■ **What you need to do**
Wherever the string "object" appears in a line, extract that line.

■ **The records**
========================================

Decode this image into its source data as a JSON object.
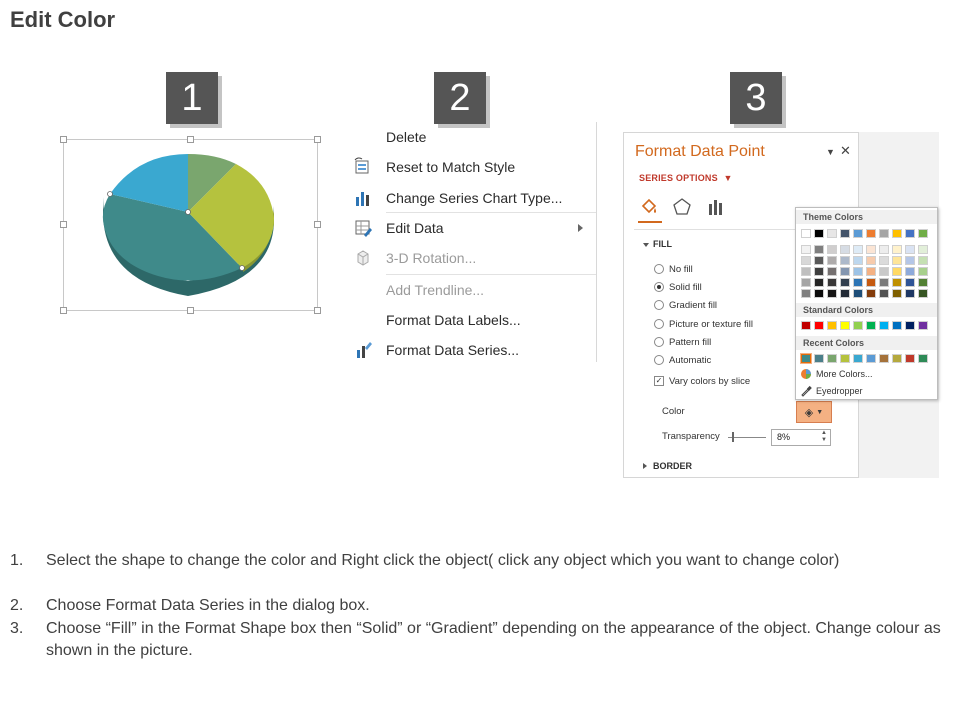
{
  "title": "Edit Color",
  "steps": [
    "1",
    "2",
    "3"
  ],
  "pie": {
    "colors": [
      "#7aa66e",
      "#b5c23e",
      "#3f8a8a",
      "#3aa8d0"
    ]
  },
  "context_menu": {
    "items": [
      {
        "label": "Delete",
        "icon": "none",
        "disabled": false
      },
      {
        "label": "Reset to Match Style",
        "icon": "reset-style-icon",
        "disabled": false
      },
      {
        "label": "Change Series Chart Type...",
        "icon": "bar-chart-icon",
        "disabled": false
      },
      {
        "label": "Edit Data",
        "icon": "edit-data-icon",
        "disabled": false,
        "submenu": true
      },
      {
        "label": "3-D Rotation...",
        "icon": "cube-icon",
        "disabled": true
      },
      {
        "label": "Add Trendline...",
        "icon": "none",
        "disabled": true
      },
      {
        "label": "Format Data Labels...",
        "icon": "none",
        "disabled": false
      },
      {
        "label": "Format Data Series...",
        "icon": "format-series-icon",
        "disabled": false
      }
    ]
  },
  "format_pane": {
    "title": "Format Data Point",
    "series_options": "SERIES OPTIONS",
    "fill_header": "FILL",
    "fill_options": [
      "No fill",
      "Solid fill",
      "Gradient fill",
      "Picture or texture fill",
      "Pattern fill",
      "Automatic"
    ],
    "selected_fill": "Solid fill",
    "vary_colors": "Vary colors by slice",
    "color_label": "Color",
    "transparency_label": "Transparency",
    "transparency_value": "8%",
    "border_header": "BORDER",
    "accent_color": "#d2691e"
  },
  "color_picker": {
    "theme_header": "Theme Colors",
    "standard_header": "Standard Colors",
    "recent_header": "Recent Colors",
    "more_colors": "More Colors...",
    "eyedropper": "Eyedropper",
    "theme_top": [
      "#ffffff",
      "#000000",
      "#e7e6e6",
      "#44546a",
      "#5b9bd5",
      "#ed7d31",
      "#a5a5a5",
      "#ffc000",
      "#4472c4",
      "#70ad47"
    ],
    "theme_shades": [
      [
        "#f2f2f2",
        "#7f7f7f",
        "#d0cece",
        "#d6dce4",
        "#deebf6",
        "#fbe5d5",
        "#ededed",
        "#fff2cc",
        "#dae3f3",
        "#e2efd9"
      ],
      [
        "#d8d8d8",
        "#595959",
        "#aeabab",
        "#adb9ca",
        "#bdd7ee",
        "#f7cbac",
        "#dbdbdb",
        "#fee599",
        "#b4c6e7",
        "#c5e0b3"
      ],
      [
        "#bfbfbf",
        "#3f3f3f",
        "#757070",
        "#8496b0",
        "#9dc3e6",
        "#f4b183",
        "#c9c9c9",
        "#ffd965",
        "#8eaadb",
        "#a8d08d"
      ],
      [
        "#a5a5a5",
        "#262626",
        "#3a3838",
        "#323f4f",
        "#2e75b5",
        "#c55a11",
        "#7b7b7b",
        "#bf9000",
        "#2f5496",
        "#538135"
      ],
      [
        "#7f7f7f",
        "#0c0c0c",
        "#171616",
        "#222a35",
        "#1e4e79",
        "#833c0b",
        "#525252",
        "#7f6000",
        "#1f3864",
        "#375623"
      ]
    ],
    "standard": [
      "#c00000",
      "#ff0000",
      "#ffc000",
      "#ffff00",
      "#92d050",
      "#00b050",
      "#00b0f0",
      "#0070c0",
      "#002060",
      "#7030a0"
    ],
    "recent": [
      "#3f8a8a",
      "#4b7f8a",
      "#7aa66e",
      "#b5c23e",
      "#3aa8d0",
      "#5b9bd5",
      "#a5723a",
      "#b5a93e",
      "#c0392b",
      "#2e8b57"
    ]
  },
  "instructions": [
    {
      "num": "1.",
      "text": "Select the shape to change the color and Right click the object( click any object which you want to change color)"
    },
    {
      "num": "2.",
      "text": "Choose Format Data Series in the dialog box."
    },
    {
      "num": "3.",
      "text": "Choose “Fill” in the Format Shape box then “Solid” or “Gradient” depending on the appearance of the object. Change colour as shown in the picture."
    }
  ]
}
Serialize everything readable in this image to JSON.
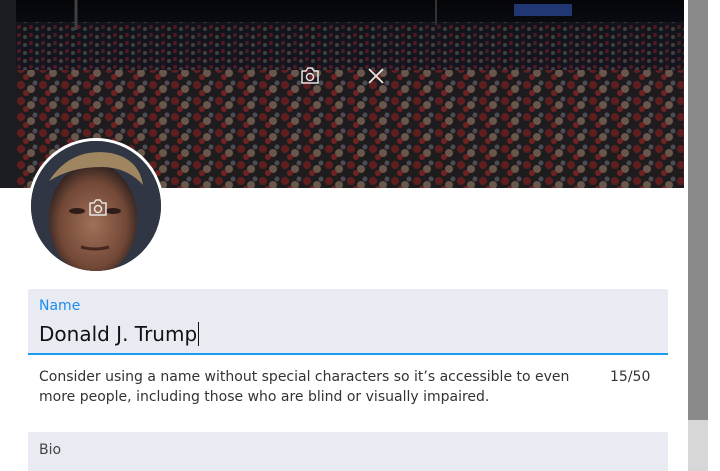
{
  "banner": {
    "camera_icon": "camera-icon",
    "close_icon": "close-icon"
  },
  "avatar": {
    "camera_icon": "camera-icon"
  },
  "name_field": {
    "label": "Name",
    "value": "Donald J. Trump",
    "helper_text": "Consider using a name without special characters so it’s accessible to even more people, including those who are blind or visually impaired.",
    "counter": "15/50",
    "accent_color": "#1d9bf0"
  },
  "bio_field": {
    "label": "Bio"
  }
}
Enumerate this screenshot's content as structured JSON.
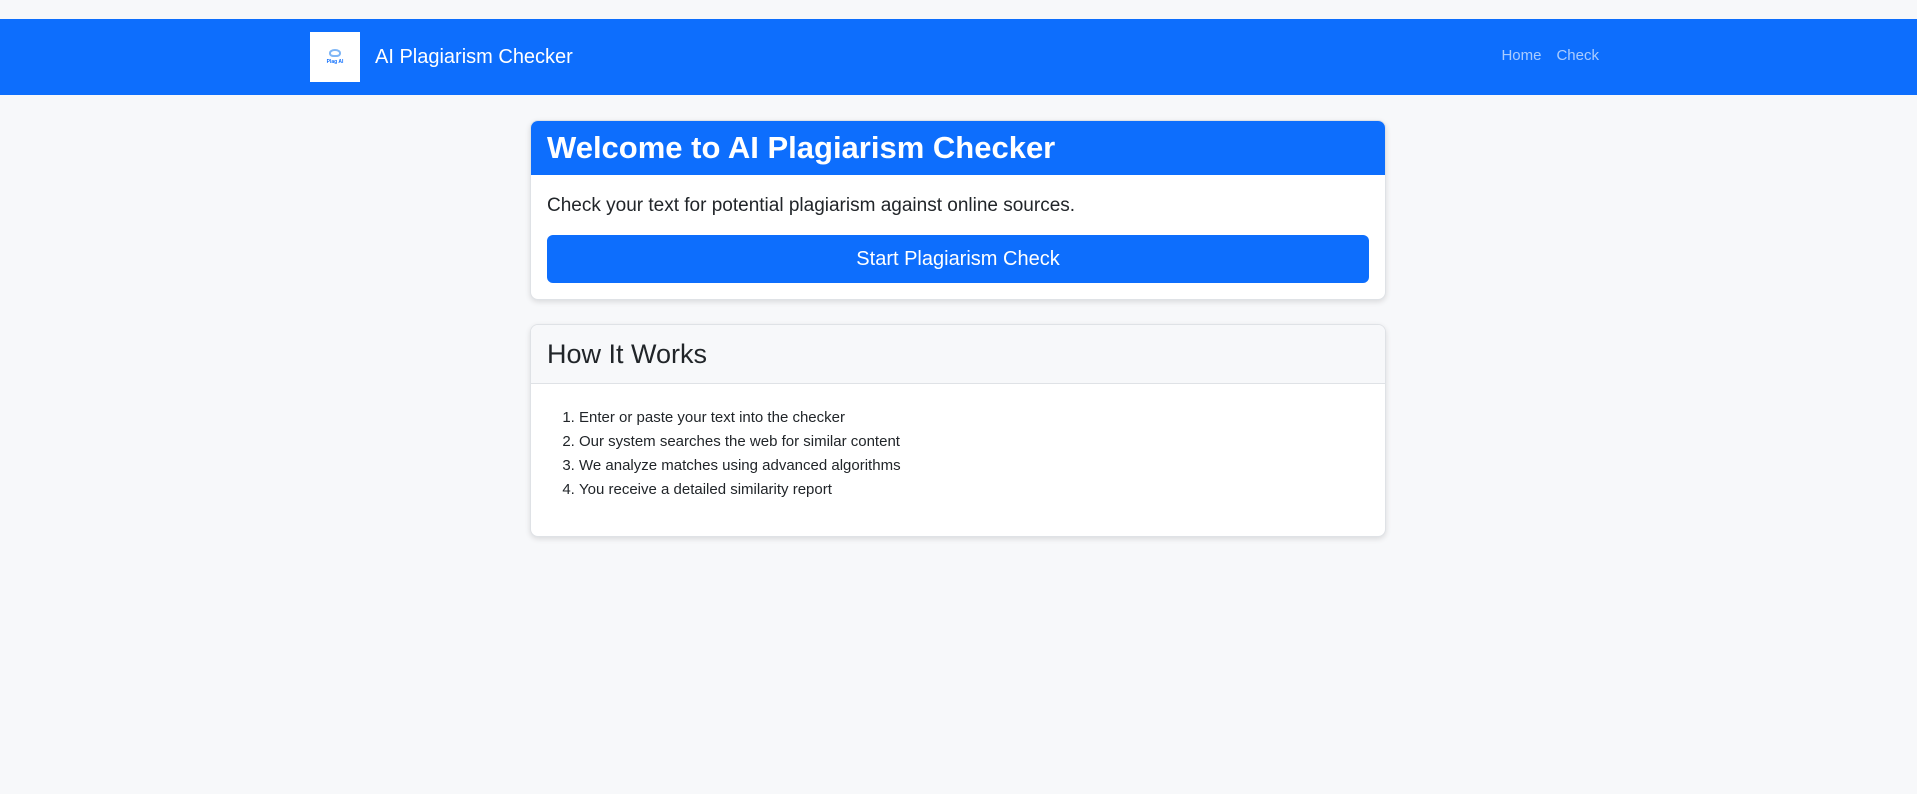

========================================

■ **The response**
Decode this image into its source data as a JSON object.
      "text": "Select the shape to change the color and Right click the object( click any object which you want to change color)"
      "text": "Choose “Fill” in the Format Shape box then “Solid” or “Gradient” depending on the appearance of the object. Change colour as shown in the picture."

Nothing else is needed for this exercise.